Check every line of the entries that follow, and copy the ones containing "barrier".

___

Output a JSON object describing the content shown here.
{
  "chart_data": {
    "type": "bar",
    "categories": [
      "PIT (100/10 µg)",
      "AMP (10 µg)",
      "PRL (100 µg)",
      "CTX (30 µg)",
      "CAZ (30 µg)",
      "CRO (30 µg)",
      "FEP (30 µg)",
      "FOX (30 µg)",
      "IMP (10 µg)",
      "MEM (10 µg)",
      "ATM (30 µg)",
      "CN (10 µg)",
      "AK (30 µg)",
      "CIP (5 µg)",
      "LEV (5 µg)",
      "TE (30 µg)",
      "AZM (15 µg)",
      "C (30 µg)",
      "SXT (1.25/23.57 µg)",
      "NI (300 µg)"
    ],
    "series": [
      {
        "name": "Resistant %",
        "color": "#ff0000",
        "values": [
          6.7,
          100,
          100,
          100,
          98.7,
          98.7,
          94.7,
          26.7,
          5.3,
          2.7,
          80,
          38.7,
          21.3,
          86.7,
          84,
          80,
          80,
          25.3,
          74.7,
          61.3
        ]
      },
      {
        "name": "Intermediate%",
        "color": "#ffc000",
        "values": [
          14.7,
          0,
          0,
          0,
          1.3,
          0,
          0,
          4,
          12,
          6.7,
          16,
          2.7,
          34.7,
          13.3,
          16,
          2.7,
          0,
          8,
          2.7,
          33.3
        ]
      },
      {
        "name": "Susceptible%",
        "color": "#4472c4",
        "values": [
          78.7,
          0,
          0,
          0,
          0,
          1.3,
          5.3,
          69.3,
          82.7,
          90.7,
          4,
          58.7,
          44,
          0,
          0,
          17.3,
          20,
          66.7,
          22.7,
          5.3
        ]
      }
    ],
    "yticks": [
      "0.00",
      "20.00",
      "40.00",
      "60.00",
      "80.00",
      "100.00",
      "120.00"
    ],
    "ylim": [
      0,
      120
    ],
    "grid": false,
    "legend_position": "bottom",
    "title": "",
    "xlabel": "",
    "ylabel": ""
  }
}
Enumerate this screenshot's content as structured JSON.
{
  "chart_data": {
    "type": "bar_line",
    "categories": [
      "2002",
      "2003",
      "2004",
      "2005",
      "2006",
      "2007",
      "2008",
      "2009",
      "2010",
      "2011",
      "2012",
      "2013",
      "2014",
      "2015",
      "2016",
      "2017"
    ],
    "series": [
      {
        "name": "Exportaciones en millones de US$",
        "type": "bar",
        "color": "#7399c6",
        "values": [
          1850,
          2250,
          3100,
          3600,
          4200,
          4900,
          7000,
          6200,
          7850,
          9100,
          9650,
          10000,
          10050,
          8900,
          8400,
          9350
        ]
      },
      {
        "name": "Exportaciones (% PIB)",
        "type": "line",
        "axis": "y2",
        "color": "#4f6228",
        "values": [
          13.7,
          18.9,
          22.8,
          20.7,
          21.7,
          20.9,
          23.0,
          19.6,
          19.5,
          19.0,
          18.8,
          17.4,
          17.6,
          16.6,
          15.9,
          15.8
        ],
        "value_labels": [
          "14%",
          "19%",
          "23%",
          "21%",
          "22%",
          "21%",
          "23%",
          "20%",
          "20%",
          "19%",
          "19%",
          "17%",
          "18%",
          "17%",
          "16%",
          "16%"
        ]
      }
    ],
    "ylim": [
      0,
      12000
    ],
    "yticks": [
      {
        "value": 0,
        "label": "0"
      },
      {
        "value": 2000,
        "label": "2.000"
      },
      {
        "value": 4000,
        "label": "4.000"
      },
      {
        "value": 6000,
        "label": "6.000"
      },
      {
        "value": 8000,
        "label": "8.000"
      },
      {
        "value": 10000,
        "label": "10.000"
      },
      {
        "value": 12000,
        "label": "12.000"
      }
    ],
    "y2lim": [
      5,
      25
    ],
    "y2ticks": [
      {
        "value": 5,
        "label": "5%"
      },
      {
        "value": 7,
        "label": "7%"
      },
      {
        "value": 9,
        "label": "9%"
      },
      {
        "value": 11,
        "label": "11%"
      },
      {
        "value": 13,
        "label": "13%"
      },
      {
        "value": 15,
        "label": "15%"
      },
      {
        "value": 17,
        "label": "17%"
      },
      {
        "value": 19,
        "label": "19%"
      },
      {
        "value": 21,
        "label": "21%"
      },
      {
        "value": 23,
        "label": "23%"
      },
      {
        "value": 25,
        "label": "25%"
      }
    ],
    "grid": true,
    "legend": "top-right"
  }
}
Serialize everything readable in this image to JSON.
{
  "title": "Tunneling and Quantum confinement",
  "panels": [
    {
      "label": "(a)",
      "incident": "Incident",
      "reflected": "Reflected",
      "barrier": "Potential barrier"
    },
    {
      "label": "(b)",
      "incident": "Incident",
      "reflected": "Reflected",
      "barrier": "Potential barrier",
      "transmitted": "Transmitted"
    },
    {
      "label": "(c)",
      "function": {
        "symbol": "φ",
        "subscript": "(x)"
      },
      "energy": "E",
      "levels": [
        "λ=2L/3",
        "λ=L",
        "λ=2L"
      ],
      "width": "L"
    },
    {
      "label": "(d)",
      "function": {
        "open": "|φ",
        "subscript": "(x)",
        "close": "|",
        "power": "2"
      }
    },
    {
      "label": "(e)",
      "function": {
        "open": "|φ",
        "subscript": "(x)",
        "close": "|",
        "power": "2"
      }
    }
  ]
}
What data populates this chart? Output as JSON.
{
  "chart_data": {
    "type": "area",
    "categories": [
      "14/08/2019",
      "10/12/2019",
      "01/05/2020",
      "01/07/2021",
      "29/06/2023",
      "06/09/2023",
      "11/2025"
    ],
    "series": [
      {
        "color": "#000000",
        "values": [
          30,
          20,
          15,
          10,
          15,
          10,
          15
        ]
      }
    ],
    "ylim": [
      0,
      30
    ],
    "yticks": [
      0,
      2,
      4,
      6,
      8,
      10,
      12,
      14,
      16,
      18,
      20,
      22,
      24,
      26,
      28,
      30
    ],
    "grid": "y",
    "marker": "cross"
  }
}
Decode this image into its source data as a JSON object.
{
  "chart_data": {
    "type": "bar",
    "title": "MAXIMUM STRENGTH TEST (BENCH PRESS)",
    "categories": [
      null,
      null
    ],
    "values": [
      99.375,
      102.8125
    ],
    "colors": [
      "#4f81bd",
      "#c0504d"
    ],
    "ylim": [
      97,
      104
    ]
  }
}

___

# The result:
      "barrier": "Potential barrier"
      "barrier": "Potential barrier",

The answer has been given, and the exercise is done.